• [Task to carry out]
Extract every line that contains the string "differentials".

• [Records to use]
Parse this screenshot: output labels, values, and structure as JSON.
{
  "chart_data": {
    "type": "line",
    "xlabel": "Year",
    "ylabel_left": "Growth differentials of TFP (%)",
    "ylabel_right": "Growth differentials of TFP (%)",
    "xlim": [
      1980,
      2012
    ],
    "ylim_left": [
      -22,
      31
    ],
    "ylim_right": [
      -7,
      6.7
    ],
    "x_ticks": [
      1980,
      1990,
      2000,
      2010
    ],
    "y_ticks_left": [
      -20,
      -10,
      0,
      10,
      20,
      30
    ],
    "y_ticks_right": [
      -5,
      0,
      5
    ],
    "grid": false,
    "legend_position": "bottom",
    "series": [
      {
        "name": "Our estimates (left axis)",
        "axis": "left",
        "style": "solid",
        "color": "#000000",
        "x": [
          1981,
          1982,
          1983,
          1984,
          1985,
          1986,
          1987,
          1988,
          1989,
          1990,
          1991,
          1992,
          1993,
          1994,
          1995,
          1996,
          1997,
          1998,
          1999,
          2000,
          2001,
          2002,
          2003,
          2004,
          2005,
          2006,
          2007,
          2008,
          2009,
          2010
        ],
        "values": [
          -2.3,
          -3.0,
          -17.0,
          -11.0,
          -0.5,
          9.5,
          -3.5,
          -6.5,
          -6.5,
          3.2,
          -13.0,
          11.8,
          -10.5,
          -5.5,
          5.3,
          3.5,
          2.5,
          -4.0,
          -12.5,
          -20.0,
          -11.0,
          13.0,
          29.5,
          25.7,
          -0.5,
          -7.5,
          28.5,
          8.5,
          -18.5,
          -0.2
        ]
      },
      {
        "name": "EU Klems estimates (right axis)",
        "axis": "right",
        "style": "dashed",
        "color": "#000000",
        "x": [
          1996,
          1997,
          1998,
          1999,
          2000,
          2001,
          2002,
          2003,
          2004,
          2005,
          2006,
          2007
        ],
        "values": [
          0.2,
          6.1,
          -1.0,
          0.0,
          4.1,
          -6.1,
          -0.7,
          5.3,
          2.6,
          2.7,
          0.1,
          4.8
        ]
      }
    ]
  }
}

• [Problem solution]
    "ylabel_left": "Growth differentials of TFP (%)",
    "ylabel_right": "Growth differentials of TFP (%)",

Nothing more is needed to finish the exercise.